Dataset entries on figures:
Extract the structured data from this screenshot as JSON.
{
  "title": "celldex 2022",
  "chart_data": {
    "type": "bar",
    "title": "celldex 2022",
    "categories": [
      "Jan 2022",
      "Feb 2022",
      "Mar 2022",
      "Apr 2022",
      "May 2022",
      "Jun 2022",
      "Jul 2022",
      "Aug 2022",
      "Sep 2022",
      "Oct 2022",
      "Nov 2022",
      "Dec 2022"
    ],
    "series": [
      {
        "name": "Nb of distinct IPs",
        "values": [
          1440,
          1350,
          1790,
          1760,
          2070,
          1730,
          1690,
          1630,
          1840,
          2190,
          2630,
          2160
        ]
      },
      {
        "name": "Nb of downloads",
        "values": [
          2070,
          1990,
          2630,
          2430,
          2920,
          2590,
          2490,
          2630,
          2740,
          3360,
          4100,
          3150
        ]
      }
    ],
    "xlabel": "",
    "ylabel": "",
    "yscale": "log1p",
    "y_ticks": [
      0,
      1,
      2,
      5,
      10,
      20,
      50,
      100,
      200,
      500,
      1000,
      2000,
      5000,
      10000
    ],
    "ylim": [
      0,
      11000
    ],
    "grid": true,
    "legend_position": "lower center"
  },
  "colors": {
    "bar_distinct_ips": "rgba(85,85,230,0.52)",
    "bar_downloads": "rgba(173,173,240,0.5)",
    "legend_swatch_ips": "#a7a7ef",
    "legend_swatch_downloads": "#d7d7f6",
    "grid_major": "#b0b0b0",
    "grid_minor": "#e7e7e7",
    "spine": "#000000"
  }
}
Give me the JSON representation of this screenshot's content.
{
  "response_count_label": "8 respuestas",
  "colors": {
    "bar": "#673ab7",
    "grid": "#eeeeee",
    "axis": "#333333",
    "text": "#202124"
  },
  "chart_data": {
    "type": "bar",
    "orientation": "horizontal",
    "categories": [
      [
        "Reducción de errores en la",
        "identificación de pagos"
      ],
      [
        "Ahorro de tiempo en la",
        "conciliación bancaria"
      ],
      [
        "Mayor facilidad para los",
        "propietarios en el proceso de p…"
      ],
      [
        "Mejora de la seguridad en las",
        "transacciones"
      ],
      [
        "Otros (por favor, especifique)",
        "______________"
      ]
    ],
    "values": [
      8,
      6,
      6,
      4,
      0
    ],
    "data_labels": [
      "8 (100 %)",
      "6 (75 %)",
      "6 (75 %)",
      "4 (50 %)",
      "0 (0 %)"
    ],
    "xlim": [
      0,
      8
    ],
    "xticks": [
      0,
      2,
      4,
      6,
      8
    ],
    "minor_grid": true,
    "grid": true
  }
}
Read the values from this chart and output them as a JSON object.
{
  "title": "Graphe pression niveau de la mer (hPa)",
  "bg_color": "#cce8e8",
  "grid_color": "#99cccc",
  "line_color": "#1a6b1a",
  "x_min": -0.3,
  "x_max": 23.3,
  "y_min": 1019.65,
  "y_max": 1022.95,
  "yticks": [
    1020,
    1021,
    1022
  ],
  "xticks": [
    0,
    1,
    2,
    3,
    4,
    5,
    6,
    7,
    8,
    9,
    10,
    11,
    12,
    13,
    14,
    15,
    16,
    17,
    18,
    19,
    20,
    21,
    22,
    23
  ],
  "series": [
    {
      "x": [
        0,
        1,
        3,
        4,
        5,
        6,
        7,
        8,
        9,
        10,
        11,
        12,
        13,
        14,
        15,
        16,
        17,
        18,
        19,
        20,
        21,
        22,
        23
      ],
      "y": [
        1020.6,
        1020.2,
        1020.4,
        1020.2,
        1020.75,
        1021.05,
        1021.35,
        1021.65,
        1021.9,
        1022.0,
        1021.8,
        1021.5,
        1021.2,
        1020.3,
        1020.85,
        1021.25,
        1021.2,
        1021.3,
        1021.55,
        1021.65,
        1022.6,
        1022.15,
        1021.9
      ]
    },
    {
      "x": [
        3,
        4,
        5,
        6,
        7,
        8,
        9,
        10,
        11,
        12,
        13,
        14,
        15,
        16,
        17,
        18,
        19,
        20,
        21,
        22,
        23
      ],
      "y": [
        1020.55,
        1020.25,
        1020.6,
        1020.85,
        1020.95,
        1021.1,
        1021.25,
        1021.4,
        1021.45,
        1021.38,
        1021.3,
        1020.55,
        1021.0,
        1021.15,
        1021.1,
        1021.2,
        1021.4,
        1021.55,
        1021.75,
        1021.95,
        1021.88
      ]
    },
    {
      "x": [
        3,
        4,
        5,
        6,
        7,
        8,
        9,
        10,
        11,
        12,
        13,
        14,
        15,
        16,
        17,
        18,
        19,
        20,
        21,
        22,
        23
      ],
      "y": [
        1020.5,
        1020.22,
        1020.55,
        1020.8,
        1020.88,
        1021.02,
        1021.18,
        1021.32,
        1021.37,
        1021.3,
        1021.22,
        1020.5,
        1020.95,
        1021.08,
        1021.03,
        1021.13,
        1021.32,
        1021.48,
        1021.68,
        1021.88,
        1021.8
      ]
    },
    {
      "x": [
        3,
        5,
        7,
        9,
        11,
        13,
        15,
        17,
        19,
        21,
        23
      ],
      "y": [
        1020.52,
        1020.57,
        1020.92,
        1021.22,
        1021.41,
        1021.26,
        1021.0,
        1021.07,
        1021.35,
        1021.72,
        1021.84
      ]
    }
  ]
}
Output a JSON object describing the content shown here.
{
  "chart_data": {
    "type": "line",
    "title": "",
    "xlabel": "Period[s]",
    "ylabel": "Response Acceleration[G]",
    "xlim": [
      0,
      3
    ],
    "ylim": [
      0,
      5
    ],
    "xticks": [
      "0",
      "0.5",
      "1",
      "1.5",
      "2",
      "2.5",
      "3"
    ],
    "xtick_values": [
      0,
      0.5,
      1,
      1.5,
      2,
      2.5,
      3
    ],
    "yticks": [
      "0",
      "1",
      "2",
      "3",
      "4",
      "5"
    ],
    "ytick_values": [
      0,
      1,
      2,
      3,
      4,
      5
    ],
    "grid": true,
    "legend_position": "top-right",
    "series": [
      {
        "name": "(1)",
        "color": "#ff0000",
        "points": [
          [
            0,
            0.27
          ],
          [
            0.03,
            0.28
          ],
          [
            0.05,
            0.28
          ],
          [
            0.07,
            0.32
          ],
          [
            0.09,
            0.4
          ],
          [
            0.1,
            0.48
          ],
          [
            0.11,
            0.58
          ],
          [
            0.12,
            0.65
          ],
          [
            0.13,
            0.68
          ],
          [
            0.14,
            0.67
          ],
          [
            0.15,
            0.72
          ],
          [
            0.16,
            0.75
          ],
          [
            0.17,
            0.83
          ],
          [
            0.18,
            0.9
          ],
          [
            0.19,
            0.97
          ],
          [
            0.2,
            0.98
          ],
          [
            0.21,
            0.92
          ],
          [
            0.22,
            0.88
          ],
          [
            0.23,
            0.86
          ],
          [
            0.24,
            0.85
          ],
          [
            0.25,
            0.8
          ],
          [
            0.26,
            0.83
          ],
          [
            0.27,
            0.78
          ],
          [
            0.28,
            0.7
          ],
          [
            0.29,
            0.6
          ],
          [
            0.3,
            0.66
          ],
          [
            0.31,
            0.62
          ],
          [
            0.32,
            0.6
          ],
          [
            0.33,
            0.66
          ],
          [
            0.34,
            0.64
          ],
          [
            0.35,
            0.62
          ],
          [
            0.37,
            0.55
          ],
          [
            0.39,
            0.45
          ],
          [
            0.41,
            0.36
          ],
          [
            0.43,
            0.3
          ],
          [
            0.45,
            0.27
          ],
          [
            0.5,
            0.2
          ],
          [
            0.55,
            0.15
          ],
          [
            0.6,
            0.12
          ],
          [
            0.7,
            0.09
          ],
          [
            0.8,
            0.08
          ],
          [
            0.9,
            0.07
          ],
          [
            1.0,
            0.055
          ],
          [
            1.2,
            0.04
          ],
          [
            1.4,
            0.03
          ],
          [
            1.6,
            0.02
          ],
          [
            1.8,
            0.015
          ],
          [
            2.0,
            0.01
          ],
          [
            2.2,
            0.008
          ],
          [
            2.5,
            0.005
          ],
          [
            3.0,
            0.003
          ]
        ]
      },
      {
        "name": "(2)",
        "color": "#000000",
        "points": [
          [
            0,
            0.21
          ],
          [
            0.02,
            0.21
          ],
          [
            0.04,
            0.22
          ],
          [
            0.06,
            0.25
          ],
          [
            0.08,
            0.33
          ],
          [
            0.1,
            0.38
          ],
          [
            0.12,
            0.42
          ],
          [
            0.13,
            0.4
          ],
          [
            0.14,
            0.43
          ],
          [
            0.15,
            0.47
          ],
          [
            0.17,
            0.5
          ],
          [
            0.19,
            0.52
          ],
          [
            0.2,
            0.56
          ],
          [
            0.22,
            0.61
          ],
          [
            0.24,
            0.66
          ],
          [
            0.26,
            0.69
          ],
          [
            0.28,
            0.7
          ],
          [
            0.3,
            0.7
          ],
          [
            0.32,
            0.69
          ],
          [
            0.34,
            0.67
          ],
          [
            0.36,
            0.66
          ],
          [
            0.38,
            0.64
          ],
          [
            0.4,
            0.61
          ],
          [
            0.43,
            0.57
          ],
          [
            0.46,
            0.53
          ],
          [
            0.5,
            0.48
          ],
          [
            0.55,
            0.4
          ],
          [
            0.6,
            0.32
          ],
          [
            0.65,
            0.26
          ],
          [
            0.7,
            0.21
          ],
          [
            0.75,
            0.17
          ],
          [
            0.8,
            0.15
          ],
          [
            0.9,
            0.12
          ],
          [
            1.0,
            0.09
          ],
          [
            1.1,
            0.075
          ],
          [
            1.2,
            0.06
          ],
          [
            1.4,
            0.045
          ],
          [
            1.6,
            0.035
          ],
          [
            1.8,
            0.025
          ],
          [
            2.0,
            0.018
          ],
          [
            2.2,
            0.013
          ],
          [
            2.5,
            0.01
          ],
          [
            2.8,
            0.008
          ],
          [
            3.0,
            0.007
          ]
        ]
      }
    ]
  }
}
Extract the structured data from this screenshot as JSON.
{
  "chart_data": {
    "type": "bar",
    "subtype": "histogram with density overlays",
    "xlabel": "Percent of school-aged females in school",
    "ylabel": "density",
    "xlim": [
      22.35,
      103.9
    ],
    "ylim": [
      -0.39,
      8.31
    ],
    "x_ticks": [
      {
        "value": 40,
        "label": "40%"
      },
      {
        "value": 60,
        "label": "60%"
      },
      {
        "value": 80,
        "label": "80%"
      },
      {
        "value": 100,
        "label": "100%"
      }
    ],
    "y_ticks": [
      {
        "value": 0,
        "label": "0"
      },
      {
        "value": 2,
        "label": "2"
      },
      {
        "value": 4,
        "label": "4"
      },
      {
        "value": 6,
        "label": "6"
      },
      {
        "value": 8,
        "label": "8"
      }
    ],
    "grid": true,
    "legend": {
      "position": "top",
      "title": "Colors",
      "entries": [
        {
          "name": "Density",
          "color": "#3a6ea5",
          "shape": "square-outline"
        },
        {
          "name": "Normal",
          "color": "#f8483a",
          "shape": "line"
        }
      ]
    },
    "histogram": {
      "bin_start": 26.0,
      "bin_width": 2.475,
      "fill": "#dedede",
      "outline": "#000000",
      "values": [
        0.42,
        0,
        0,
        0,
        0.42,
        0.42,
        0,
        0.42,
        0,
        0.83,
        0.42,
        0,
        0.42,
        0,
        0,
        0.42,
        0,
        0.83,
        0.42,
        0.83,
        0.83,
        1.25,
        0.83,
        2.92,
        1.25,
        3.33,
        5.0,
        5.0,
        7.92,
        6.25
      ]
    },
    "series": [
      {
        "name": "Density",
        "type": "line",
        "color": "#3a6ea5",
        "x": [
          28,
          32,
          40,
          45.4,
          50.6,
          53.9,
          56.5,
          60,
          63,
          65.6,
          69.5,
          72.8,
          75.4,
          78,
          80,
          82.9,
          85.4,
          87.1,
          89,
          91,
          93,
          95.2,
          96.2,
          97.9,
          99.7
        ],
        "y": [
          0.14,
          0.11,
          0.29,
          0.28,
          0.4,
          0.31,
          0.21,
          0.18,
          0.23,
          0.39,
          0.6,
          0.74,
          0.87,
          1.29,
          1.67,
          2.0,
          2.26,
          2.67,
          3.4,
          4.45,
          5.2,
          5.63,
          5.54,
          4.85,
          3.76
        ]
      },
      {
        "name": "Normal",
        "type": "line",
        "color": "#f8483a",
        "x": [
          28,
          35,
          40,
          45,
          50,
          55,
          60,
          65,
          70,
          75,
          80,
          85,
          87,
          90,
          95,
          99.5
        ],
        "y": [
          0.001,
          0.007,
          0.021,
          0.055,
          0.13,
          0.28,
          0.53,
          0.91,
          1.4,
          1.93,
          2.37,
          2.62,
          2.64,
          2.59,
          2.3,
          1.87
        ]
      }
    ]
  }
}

- Task directions -
Look through the entries and return every line where "xlabel" appears.

- Result -
    "xlabel": "",
    "xlabel": "Period[s]",
    "xlabel": "Percent of school-aged females in school",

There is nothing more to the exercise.